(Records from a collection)
☆ ☆ ☆ ☆

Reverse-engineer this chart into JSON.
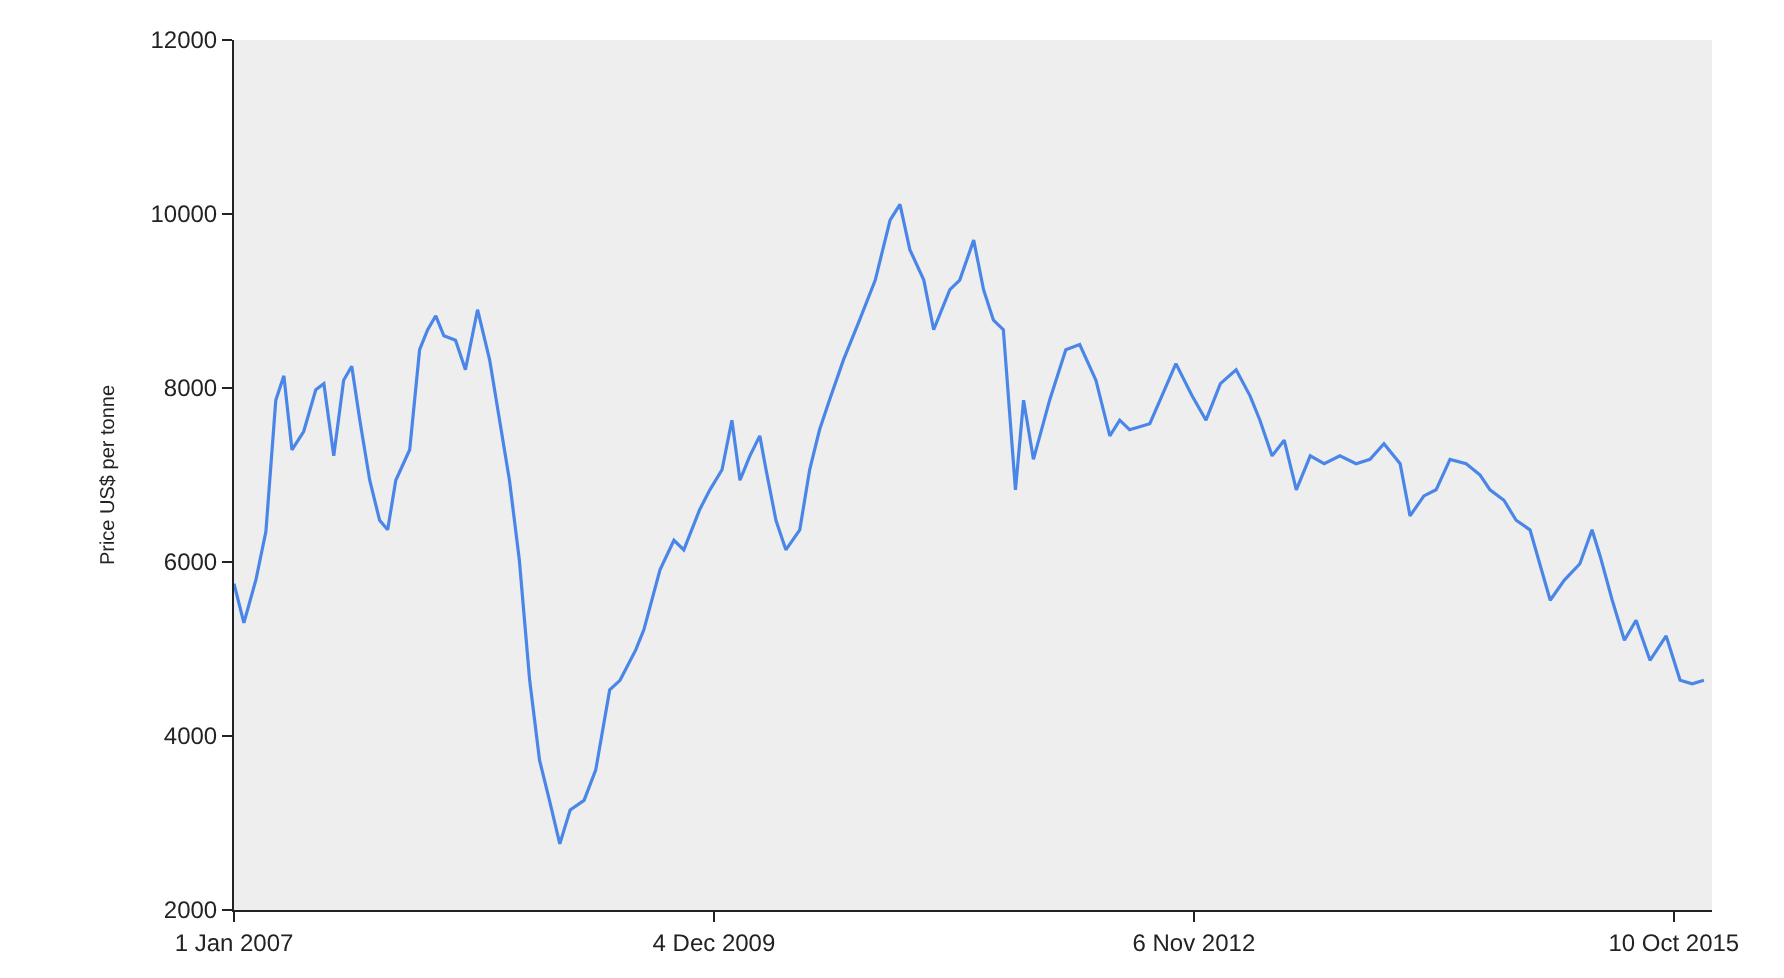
{
  "chart_data": {
    "type": "line",
    "ylabel": "Price US$ per tonne",
    "grid": false,
    "legend": false,
    "marker": "none",
    "line_style": "solid",
    "xlim": [
      "2007-01-01",
      "2016-01-03"
    ],
    "xticks": [
      {
        "value": "2007-01-01",
        "label": "1 Jan 2007"
      },
      {
        "value": "2009-12-04",
        "label": "4 Dec 2009"
      },
      {
        "value": "2012-11-06",
        "label": "6 Nov 2012"
      },
      {
        "value": "2015-10-10",
        "label": "10 Oct 2015"
      }
    ],
    "ylim": [
      2000,
      12000
    ],
    "yticks": [
      2000,
      4000,
      6000,
      8000,
      10000,
      12000
    ],
    "x": [
      "2007-01-01",
      "2007-01-23",
      "2007-02-19",
      "2007-03-13",
      "2007-04-04",
      "2007-04-22",
      "2007-05-10",
      "2007-06-05",
      "2007-07-02",
      "2007-07-20",
      "2007-08-11",
      "2007-09-02",
      "2007-09-20",
      "2007-10-08",
      "2007-10-30",
      "2007-11-21",
      "2007-12-09",
      "2007-12-27",
      "2008-01-27",
      "2008-02-18",
      "2008-03-07",
      "2008-03-25",
      "2008-04-12",
      "2008-05-08",
      "2008-05-30",
      "2008-06-26",
      "2008-07-23",
      "2008-08-14",
      "2008-09-05",
      "2008-09-27",
      "2008-10-20",
      "2008-11-11",
      "2008-12-03",
      "2008-12-26",
      "2009-01-18",
      "2009-02-18",
      "2009-03-16",
      "2009-04-16",
      "2009-05-09",
      "2009-06-13",
      "2009-07-01",
      "2009-08-06",
      "2009-09-06",
      "2009-09-28",
      "2009-11-02",
      "2009-11-25",
      "2009-12-22",
      "2010-01-13",
      "2010-01-31",
      "2010-02-22",
      "2010-03-16",
      "2010-03-30",
      "2010-04-21",
      "2010-05-13",
      "2010-06-13",
      "2010-07-05",
      "2010-07-27",
      "2010-08-18",
      "2010-09-18",
      "2010-10-24",
      "2010-11-28",
      "2010-12-31",
      "2011-01-22",
      "2011-02-13",
      "2011-03-16",
      "2011-04-07",
      "2011-05-13",
      "2011-06-04",
      "2011-07-05",
      "2011-07-27",
      "2011-08-18",
      "2011-09-09",
      "2011-10-06",
      "2011-10-24",
      "2011-11-15",
      "2011-12-21",
      "2012-01-26",
      "2012-02-26",
      "2012-04-02",
      "2012-05-03",
      "2012-05-25",
      "2012-06-16",
      "2012-07-31",
      "2012-09-27",
      "2012-11-02",
      "2012-12-03",
      "2013-01-04",
      "2013-02-08",
      "2013-03-11",
      "2013-04-02",
      "2013-04-29",
      "2013-05-26",
      "2013-06-22",
      "2013-07-23",
      "2013-08-23",
      "2013-09-27",
      "2013-11-02",
      "2013-12-03",
      "2014-01-03",
      "2014-02-08",
      "2014-03-02",
      "2014-04-02",
      "2014-04-29",
      "2014-05-30",
      "2014-07-05",
      "2014-08-05",
      "2014-08-27",
      "2014-09-27",
      "2014-10-24",
      "2014-11-24",
      "2015-01-08",
      "2015-02-08",
      "2015-03-15",
      "2015-04-11",
      "2015-04-29",
      "2015-05-26",
      "2015-06-22",
      "2015-07-18",
      "2015-08-18",
      "2015-09-23",
      "2015-10-24",
      "2015-11-20",
      "2015-12-16"
    ],
    "series": [
      {
        "color": "#4a86e8",
        "values": [
          5750,
          5300,
          5800,
          6350,
          7860,
          8140,
          7290,
          7500,
          7980,
          8050,
          7220,
          8090,
          8250,
          7630,
          6940,
          6480,
          6370,
          6940,
          7290,
          8440,
          8670,
          8830,
          8600,
          8550,
          8210,
          8900,
          8320,
          7630,
          6940,
          6020,
          4640,
          3720,
          3260,
          2760,
          3150,
          3260,
          3610,
          4530,
          4640,
          4990,
          5220,
          5910,
          6250,
          6140,
          6600,
          6830,
          7060,
          7630,
          6940,
          7220,
          7450,
          7060,
          6480,
          6140,
          6370,
          7060,
          7520,
          7860,
          8320,
          8780,
          9240,
          9930,
          10110,
          9590,
          9240,
          8670,
          9130,
          9240,
          9700,
          9130,
          8780,
          8670,
          6830,
          7860,
          7180,
          7860,
          8440,
          8500,
          8090,
          7450,
          7630,
          7520,
          7590,
          8280,
          7910,
          7630,
          8050,
          8210,
          7910,
          7630,
          7220,
          7400,
          6830,
          7220,
          7130,
          7220,
          7130,
          7180,
          7360,
          7130,
          6530,
          6760,
          6830,
          7180,
          7130,
          7000,
          6830,
          6710,
          6480,
          6370,
          5560,
          5790,
          5980,
          6370,
          6070,
          5560,
          5100,
          5330,
          4870,
          5150,
          4640,
          4600,
          4640
        ]
      }
    ]
  }
}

☆ ☆ ☆ ☆

Write out each entry exactly as given, omitting any picture.

# Correct answer:
Reverse-engineer this chart into JSON.
{
  "chart_data": {
    "type": "line",
    "ylabel": "Price US$ per tonne",
    "grid": false,
    "legend": false,
    "marker": "none",
    "line_style": "solid",
    "xlim": [
      "2007-01-01",
      "2016-01-03"
    ],
    "xticks": [
      {
        "value": "2007-01-01",
        "label": "1 Jan 2007"
      },
      {
        "value": "2009-12-04",
        "label": "4 Dec 2009"
      },
      {
        "value": "2012-11-06",
        "label": "6 Nov 2012"
      },
      {
        "value": "2015-10-10",
        "label": "10 Oct 2015"
      }
    ],
    "ylim": [
      2000,
      12000
    ],
    "yticks": [
      2000,
      4000,
      6000,
      8000,
      10000,
      12000
    ],
    "x": [
      "2007-01-01",
      "2007-01-23",
      "2007-02-19",
      "2007-03-13",
      "2007-04-04",
      "2007-04-22",
      "2007-05-10",
      "2007-06-05",
      "2007-07-02",
      "2007-07-20",
      "2007-08-11",
      "2007-09-02",
      "2007-09-20",
      "2007-10-08",
      "2007-10-30",
      "2007-11-21",
      "2007-12-09",
      "2007-12-27",
      "2008-01-27",
      "2008-02-18",
      "2008-03-07",
      "2008-03-25",
      "2008-04-12",
      "2008-05-08",
      "2008-05-30",
      "2008-06-26",
      "2008-07-23",
      "2008-08-14",
      "2008-09-05",
      "2008-09-27",
      "2008-10-20",
      "2008-11-11",
      "2008-12-03",
      "2008-12-26",
      "2009-01-18",
      "2009-02-18",
      "2009-03-16",
      "2009-04-16",
      "2009-05-09",
      "2009-06-13",
      "2009-07-01",
      "2009-08-06",
      "2009-09-06",
      "2009-09-28",
      "2009-11-02",
      "2009-11-25",
      "2009-12-22",
      "2010-01-13",
      "2010-01-31",
      "2010-02-22",
      "2010-03-16",
      "2010-03-30",
      "2010-04-21",
      "2010-05-13",
      "2010-06-13",
      "2010-07-05",
      "2010-07-27",
      "2010-08-18",
      "2010-09-18",
      "2010-10-24",
      "2010-11-28",
      "2010-12-31",
      "2011-01-22",
      "2011-02-13",
      "2011-03-16",
      "2011-04-07",
      "2011-05-13",
      "2011-06-04",
      "2011-07-05",
      "2011-07-27",
      "2011-08-18",
      "2011-09-09",
      "2011-10-06",
      "2011-10-24",
      "2011-11-15",
      "2011-12-21",
      "2012-01-26",
      "2012-02-26",
      "2012-04-02",
      "2012-05-03",
      "2012-05-25",
      "2012-06-16",
      "2012-07-31",
      "2012-09-27",
      "2012-11-02",
      "2012-12-03",
      "2013-01-04",
      "2013-02-08",
      "2013-03-11",
      "2013-04-02",
      "2013-04-29",
      "2013-05-26",
      "2013-06-22",
      "2013-07-23",
      "2013-08-23",
      "2013-09-27",
      "2013-11-02",
      "2013-12-03",
      "2014-01-03",
      "2014-02-08",
      "2014-03-02",
      "2014-04-02",
      "2014-04-29",
      "2014-05-30",
      "2014-07-05",
      "2014-08-05",
      "2014-08-27",
      "2014-09-27",
      "2014-10-24",
      "2014-11-24",
      "2015-01-08",
      "2015-02-08",
      "2015-03-15",
      "2015-04-11",
      "2015-04-29",
      "2015-05-26",
      "2015-06-22",
      "2015-07-18",
      "2015-08-18",
      "2015-09-23",
      "2015-10-24",
      "2015-11-20",
      "2015-12-16"
    ],
    "series": [
      {
        "color": "#4a86e8",
        "values": [
          5750,
          5300,
          5800,
          6350,
          7860,
          8140,
          7290,
          7500,
          7980,
          8050,
          7220,
          8090,
          8250,
          7630,
          6940,
          6480,
          6370,
          6940,
          7290,
          8440,
          8670,
          8830,
          8600,
          8550,
          8210,
          8900,
          8320,
          7630,
          6940,
          6020,
          4640,
          3720,
          3260,
          2760,
          3150,
          3260,
          3610,
          4530,
          4640,
          4990,
          5220,
          5910,
          6250,
          6140,
          6600,
          6830,
          7060,
          7630,
          6940,
          7220,
          7450,
          7060,
          6480,
          6140,
          6370,
          7060,
          7520,
          7860,
          8320,
          8780,
          9240,
          9930,
          10110,
          9590,
          9240,
          8670,
          9130,
          9240,
          9700,
          9130,
          8780,
          8670,
          6830,
          7860,
          7180,
          7860,
          8440,
          8500,
          8090,
          7450,
          7630,
          7520,
          7590,
          8280,
          7910,
          7630,
          8050,
          8210,
          7910,
          7630,
          7220,
          7400,
          6830,
          7220,
          7130,
          7220,
          7130,
          7180,
          7360,
          7130,
          6530,
          6760,
          6830,
          7180,
          7130,
          7000,
          6830,
          6710,
          6480,
          6370,
          5560,
          5790,
          5980,
          6370,
          6070,
          5560,
          5100,
          5330,
          4870,
          5150,
          4640,
          4600,
          4640
        ]
      }
    ]
  }
}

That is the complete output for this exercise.